» **Requirements**
**a)** Repeat word for word the part of the rally announcement starting with "Join the rally" and going on through "luxuries. They’re necessities.".
**b)** Turn the paragraph of the rally announcement that opens with "These candidates love cities" into a short bulleted list that keeps its main points.

Join the rally and mega-canvass this Sunday for Seattle’s urbanist slate of candidates.
On Sunday, October 19, The Urbanist and Tech4Housing are hosting a mega-canvass in Columbia City for a slate of candidates who represent what Seattle needs right now: progressives who understand that housing abundance, reliable transit, and access to amenities within a 15-minute walk are not luxuries. They’re necessities.
Seattle City Council candidates Alexis Mercedes Rinck, Dionne Foster, and Eddie Lin, City Attorney candidate Erika Evans, and mayoral candidate Katie Wilson will host a rally together before fanning out to knock doors across Southeast Seattle. This isn’t just about the individual campaigns, this is about building the critical mass needed to actually govern.
These candidates love cities. They understand that you can’t solve homelessness without abundant housing, that you can’t fight climate change without walkable neighborhoods and functional transit, and that you can’t build an affordable city while letting not-in-my-backyard activism (NIMBYism) dictate development policy.

» **Supplied entries**
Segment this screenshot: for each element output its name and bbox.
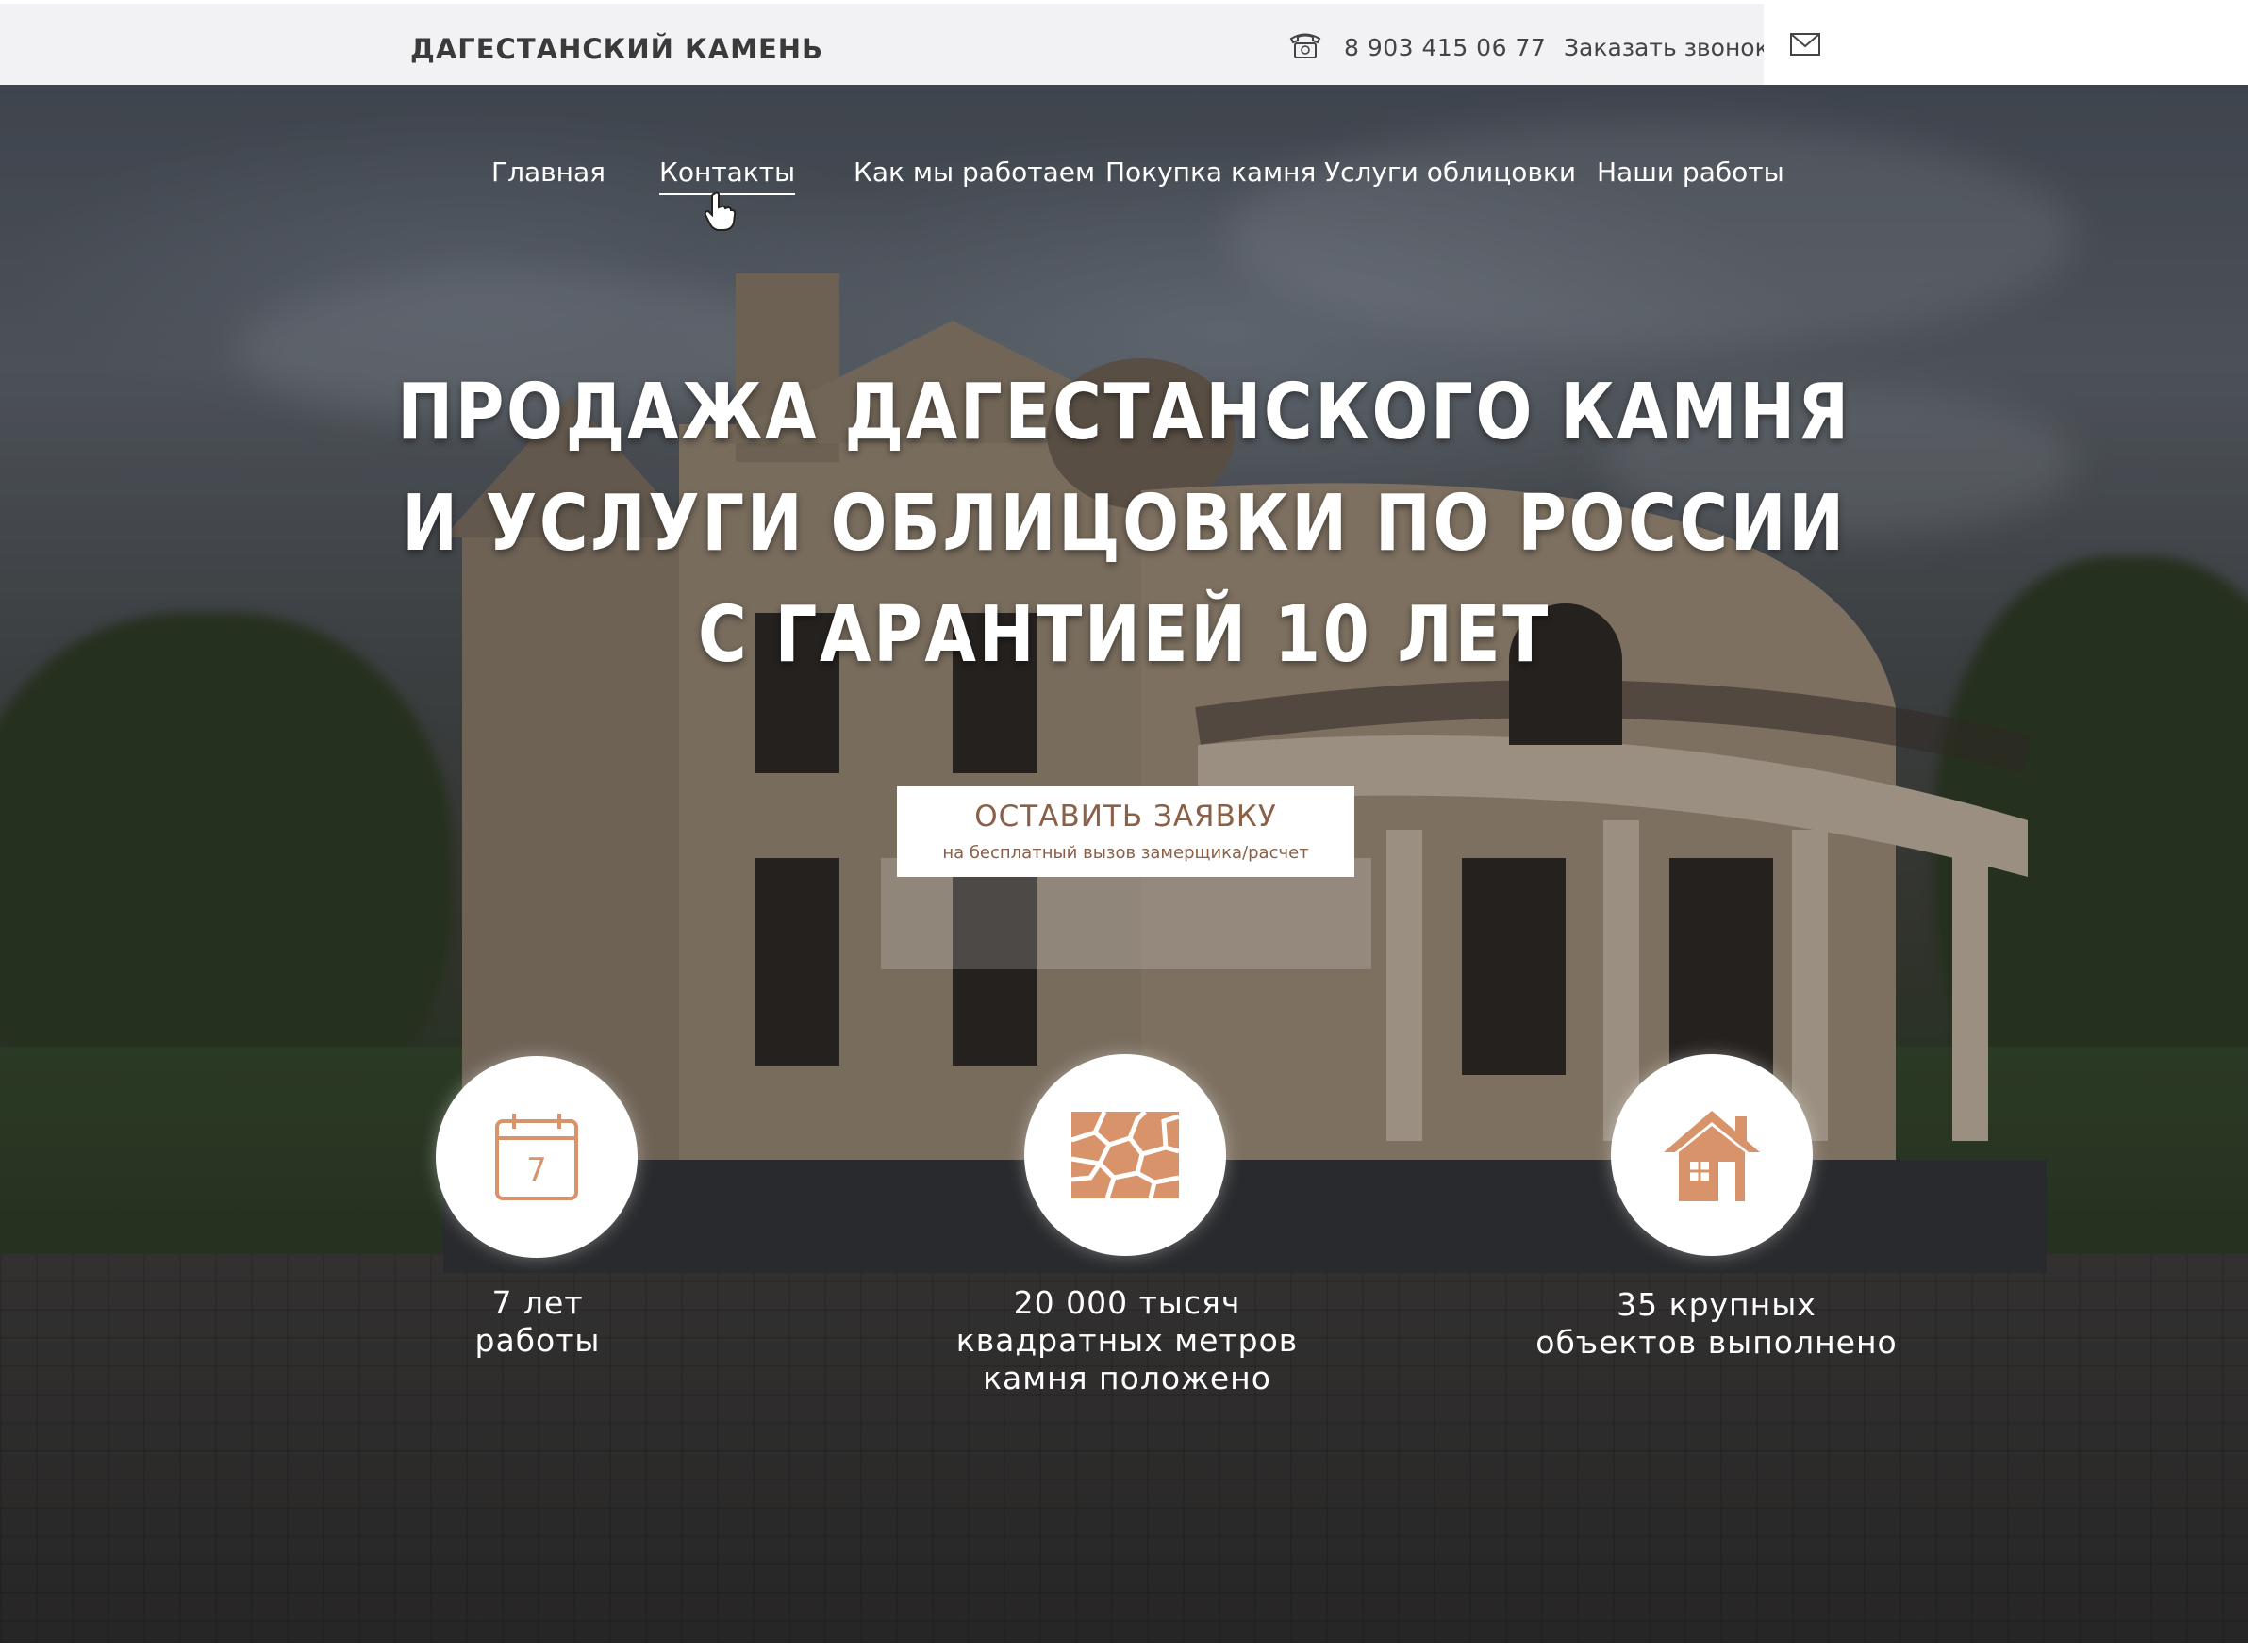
...
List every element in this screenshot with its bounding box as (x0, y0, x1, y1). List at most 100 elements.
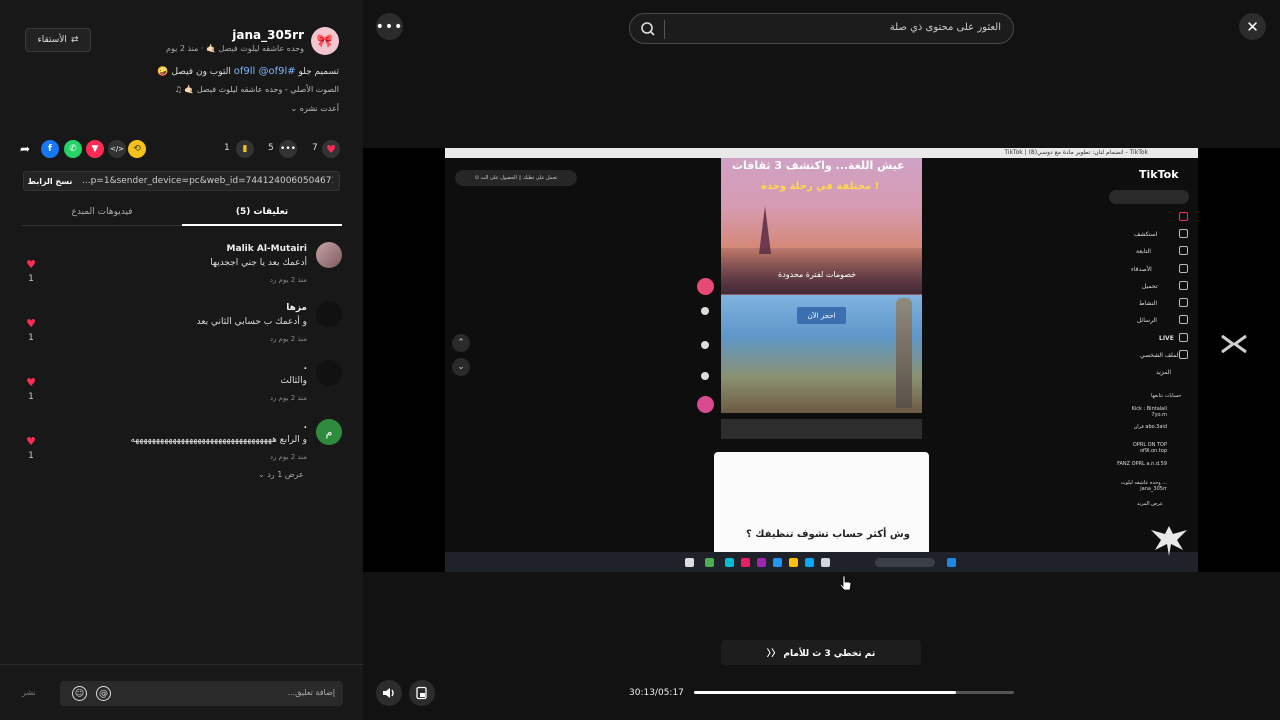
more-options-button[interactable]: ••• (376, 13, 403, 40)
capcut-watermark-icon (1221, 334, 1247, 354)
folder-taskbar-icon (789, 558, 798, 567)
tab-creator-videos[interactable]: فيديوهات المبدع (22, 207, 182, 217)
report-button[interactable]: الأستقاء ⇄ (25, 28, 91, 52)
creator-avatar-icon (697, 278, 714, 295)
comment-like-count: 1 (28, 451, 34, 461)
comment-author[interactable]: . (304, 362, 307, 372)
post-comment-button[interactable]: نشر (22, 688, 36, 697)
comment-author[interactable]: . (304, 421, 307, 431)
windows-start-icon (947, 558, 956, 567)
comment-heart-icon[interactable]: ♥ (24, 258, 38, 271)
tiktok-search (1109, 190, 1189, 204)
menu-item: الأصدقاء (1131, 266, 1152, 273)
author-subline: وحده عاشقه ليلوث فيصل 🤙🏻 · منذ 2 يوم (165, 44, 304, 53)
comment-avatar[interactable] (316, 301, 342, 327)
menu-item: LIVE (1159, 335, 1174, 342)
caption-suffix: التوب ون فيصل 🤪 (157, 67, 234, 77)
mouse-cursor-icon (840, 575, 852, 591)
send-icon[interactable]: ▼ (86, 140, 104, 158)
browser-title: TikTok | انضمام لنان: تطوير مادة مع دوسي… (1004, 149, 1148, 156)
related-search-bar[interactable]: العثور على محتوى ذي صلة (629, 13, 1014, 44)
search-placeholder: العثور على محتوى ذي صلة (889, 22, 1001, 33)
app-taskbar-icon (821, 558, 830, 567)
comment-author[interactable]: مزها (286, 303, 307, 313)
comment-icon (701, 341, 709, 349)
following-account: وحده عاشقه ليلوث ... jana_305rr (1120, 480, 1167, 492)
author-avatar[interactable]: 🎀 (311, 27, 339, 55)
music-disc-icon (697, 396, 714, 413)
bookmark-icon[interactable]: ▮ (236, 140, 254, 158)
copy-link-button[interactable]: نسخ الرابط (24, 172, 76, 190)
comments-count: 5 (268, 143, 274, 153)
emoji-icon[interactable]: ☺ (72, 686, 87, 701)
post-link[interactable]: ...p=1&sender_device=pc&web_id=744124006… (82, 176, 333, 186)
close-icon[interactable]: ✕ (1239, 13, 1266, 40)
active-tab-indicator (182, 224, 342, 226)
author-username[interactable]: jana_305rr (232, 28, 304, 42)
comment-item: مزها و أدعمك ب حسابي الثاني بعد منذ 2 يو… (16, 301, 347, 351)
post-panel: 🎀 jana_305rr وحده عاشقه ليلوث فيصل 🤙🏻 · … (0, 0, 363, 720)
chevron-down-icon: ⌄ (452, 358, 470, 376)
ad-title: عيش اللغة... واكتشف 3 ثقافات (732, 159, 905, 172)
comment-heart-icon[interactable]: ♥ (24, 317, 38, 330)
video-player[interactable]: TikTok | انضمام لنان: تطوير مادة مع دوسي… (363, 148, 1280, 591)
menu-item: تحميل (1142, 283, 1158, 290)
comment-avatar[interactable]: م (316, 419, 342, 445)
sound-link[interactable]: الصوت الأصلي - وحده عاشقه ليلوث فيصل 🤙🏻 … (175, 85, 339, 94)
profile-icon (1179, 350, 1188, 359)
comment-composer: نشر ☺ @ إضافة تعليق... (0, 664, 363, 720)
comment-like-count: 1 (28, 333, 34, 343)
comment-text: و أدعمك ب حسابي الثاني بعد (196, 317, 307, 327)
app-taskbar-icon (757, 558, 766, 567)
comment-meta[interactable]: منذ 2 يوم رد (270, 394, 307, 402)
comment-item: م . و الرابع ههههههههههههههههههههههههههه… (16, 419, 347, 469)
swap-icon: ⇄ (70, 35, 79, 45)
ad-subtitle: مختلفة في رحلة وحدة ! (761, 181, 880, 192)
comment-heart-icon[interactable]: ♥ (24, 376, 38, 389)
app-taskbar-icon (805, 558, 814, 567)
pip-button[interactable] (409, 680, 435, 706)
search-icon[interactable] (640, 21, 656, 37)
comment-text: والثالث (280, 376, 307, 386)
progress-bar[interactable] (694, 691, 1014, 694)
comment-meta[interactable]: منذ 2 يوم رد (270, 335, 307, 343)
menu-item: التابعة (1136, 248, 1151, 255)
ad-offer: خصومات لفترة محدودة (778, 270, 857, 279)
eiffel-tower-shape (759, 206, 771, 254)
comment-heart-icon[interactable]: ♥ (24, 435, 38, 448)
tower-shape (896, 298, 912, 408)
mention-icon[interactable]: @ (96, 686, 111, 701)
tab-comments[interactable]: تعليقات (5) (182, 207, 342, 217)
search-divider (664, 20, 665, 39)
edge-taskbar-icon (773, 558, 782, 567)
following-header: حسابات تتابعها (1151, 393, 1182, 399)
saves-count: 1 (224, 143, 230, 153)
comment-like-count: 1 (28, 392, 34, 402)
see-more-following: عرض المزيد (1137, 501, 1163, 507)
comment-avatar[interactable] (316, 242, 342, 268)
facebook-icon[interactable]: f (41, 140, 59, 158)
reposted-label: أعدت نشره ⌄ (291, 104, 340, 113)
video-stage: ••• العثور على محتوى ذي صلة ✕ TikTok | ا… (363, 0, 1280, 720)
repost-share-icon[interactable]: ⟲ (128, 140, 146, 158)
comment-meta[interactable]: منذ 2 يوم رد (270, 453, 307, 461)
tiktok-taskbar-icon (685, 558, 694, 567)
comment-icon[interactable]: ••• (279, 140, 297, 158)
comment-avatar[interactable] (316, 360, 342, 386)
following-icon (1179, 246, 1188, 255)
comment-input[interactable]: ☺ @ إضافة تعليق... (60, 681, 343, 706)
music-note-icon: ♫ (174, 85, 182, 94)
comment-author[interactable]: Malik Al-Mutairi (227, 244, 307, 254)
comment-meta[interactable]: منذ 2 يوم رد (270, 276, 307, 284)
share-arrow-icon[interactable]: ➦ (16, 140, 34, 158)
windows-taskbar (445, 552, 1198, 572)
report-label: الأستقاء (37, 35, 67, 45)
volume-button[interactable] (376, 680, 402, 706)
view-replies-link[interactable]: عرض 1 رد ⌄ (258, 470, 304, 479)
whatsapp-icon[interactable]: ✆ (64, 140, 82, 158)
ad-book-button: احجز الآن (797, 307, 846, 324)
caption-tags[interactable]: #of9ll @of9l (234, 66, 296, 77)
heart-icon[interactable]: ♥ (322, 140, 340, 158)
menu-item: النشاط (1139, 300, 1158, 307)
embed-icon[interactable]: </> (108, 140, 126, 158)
...
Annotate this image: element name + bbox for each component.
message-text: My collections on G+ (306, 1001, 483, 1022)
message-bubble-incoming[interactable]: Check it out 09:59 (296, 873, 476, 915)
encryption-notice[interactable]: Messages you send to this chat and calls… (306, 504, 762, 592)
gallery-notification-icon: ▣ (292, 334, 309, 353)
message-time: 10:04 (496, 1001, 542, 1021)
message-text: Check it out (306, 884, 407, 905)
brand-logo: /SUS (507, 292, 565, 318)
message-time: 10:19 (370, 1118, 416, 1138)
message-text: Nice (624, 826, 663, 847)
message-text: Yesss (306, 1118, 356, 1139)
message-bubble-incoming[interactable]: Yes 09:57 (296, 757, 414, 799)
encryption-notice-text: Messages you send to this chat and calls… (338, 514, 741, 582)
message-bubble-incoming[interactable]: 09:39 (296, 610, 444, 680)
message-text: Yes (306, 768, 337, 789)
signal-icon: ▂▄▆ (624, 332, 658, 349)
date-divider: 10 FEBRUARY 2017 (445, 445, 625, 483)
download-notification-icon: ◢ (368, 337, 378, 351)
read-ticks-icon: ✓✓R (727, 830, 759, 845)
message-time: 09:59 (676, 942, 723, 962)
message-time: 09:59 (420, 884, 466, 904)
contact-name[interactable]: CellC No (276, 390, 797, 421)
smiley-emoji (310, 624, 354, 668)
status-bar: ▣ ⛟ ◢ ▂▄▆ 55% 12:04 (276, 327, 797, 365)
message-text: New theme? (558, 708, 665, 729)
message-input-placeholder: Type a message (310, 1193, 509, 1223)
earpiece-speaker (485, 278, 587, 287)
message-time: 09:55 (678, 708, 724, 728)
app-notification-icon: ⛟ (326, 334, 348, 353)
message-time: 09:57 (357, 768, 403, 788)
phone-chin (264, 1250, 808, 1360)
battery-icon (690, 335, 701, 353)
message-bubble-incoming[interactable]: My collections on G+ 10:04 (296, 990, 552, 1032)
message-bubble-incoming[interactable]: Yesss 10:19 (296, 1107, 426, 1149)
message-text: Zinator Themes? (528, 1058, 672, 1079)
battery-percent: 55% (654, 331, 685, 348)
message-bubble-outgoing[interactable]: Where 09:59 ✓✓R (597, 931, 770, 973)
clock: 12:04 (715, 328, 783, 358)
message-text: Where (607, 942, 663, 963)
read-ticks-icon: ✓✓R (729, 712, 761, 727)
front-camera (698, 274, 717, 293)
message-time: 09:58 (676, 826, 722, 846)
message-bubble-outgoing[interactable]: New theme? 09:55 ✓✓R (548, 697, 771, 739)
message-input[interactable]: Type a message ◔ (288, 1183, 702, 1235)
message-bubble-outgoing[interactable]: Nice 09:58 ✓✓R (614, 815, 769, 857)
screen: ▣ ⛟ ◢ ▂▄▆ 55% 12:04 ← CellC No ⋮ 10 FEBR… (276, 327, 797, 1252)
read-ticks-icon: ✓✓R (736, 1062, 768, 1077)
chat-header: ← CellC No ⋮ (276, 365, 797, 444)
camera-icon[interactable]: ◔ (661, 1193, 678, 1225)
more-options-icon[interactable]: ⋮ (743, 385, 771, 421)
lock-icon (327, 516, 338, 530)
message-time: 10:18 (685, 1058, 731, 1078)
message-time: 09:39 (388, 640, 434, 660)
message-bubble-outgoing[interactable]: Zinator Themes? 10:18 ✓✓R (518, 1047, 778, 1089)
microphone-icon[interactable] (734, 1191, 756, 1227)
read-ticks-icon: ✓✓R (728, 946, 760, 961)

» **Outputs in order**
**a)**
Join the rally and mega-canvass this Sunday for Seattle’s urbanist slate of candidates.
On Sunday, October 19, The Urbanist and Tech4Housing are hosting a mega-canvass in Columbia City for a slate of candidates who represent what Seattle needs right now: progressives who understand that housing abundance, reliable transit, and access to amenities within a 15-minute walk are not luxuries. They’re necessities.

**b)**
- The candidates love cities.
- Homelessness cannot be solved without abundant housing.
- Climate change cannot be fought without walkable neighborhoods and functional transit.
- An affordable city cannot be built while not-in-my-backyard activism (NIMBYism) dictates development policy.